EXERCISE OBJECTIVE »
Reproduce each of the rows below word for word, changing nothing.

DATA TO PROCESS »
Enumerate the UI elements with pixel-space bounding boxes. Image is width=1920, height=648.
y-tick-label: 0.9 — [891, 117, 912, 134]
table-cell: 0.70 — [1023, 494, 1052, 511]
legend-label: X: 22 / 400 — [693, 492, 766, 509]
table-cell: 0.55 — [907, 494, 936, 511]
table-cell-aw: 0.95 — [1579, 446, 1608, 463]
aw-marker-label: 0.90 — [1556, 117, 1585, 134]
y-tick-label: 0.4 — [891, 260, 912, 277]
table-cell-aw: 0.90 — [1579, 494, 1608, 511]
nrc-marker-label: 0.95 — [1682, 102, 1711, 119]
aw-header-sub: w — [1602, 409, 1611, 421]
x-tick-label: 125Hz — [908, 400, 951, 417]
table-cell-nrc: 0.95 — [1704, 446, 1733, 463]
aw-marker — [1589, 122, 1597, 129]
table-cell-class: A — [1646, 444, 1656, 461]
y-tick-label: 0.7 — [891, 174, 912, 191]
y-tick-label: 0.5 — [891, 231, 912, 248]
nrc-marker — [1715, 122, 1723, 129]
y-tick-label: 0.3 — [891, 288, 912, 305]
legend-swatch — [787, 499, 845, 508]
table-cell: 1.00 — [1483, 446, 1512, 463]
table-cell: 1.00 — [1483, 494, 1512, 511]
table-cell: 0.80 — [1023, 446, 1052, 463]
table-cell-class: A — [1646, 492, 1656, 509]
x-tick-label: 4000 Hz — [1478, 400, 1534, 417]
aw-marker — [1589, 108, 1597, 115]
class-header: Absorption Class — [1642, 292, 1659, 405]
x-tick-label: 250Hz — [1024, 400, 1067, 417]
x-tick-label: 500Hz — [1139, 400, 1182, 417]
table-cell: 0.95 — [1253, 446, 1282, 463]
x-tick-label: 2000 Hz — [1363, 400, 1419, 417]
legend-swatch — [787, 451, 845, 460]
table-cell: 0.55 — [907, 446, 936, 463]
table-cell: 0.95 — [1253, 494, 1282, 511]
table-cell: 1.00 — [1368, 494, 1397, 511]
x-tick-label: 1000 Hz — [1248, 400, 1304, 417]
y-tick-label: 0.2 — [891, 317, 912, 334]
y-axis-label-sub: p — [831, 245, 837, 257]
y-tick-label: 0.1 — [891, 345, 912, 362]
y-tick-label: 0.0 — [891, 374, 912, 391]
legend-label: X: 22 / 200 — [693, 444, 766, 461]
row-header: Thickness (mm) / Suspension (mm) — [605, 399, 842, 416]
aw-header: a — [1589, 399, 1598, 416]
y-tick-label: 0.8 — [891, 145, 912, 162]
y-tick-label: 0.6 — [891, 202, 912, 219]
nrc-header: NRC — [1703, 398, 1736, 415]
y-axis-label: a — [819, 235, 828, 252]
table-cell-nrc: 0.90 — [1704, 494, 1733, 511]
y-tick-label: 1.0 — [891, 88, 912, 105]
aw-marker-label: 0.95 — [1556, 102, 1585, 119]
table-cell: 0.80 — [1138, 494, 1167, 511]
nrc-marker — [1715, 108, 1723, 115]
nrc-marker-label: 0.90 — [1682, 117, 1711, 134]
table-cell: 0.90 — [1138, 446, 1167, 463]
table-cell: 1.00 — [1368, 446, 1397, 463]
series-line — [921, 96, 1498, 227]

ANSWER TO THIS EXERCISE »
Enumerate the UI elements with pixel-space bounding boxes. Image is width=1920, height=648.
y-tick-label: 0.9 — [891, 117, 912, 134]
table-cell: 0.70 — [1023, 494, 1052, 511]
legend-label: X: 22 / 400 — [693, 492, 766, 509]
table-cell: 0.55 — [907, 494, 936, 511]
table-cell-aw: 0.95 — [1579, 446, 1608, 463]
aw-marker-label: 0.90 — [1556, 117, 1585, 134]
y-tick-label: 0.4 — [891, 260, 912, 277]
table-cell-aw: 0.90 — [1579, 494, 1608, 511]
nrc-marker-label: 0.95 — [1682, 102, 1711, 119]
aw-header-sub: w — [1602, 409, 1611, 421]
x-tick-label: 125Hz — [908, 400, 951, 417]
table-cell-nrc: 0.95 — [1704, 446, 1733, 463]
aw-marker — [1589, 122, 1597, 129]
table-cell-class: A — [1646, 444, 1656, 461]
y-tick-label: 0.7 — [891, 174, 912, 191]
y-tick-label: 0.5 — [891, 231, 912, 248]
nrc-marker — [1715, 122, 1723, 129]
y-tick-label: 0.3 — [891, 288, 912, 305]
legend-swatch — [787, 499, 845, 508]
table-cell: 1.00 — [1483, 446, 1512, 463]
table-cell: 1.00 — [1483, 494, 1512, 511]
table-cell: 0.80 — [1023, 446, 1052, 463]
table-cell-class: A — [1646, 492, 1656, 509]
x-tick-label: 4000 Hz — [1478, 400, 1534, 417]
aw-marker — [1589, 108, 1597, 115]
class-header: Absorption Class — [1642, 292, 1659, 405]
x-tick-label: 250Hz — [1024, 400, 1067, 417]
x-tick-label: 500Hz — [1139, 400, 1182, 417]
table-cell: 0.95 — [1253, 446, 1282, 463]
x-tick-label: 2000 Hz — [1363, 400, 1419, 417]
legend-swatch — [787, 451, 845, 460]
table-cell: 0.55 — [907, 446, 936, 463]
table-cell: 0.95 — [1253, 494, 1282, 511]
table-cell: 1.00 — [1368, 494, 1397, 511]
x-tick-label: 1000 Hz — [1248, 400, 1304, 417]
y-tick-label: 0.2 — [891, 317, 912, 334]
y-axis-label-sub: p — [831, 245, 837, 257]
y-tick-label: 0.1 — [891, 345, 912, 362]
y-tick-label: 0.0 — [891, 374, 912, 391]
legend-label: X: 22 / 200 — [693, 444, 766, 461]
row-header: Thickness (mm) / Suspension (mm) — [605, 399, 842, 416]
aw-header: a — [1589, 399, 1598, 416]
y-tick-label: 0.8 — [891, 145, 912, 162]
y-tick-label: 0.6 — [891, 202, 912, 219]
nrc-header: NRC — [1703, 398, 1736, 415]
y-axis-label: a — [819, 235, 828, 252]
table-cell-nrc: 0.90 — [1704, 494, 1733, 511]
y-tick-label: 1.0 — [891, 88, 912, 105]
aw-marker-label: 0.95 — [1556, 102, 1585, 119]
table-cell: 0.80 — [1138, 494, 1167, 511]
nrc-marker — [1715, 108, 1723, 115]
nrc-marker-label: 0.90 — [1682, 117, 1711, 134]
table-cell: 0.90 — [1138, 446, 1167, 463]
table-cell: 1.00 — [1368, 446, 1397, 463]
series-line — [921, 96, 1498, 227]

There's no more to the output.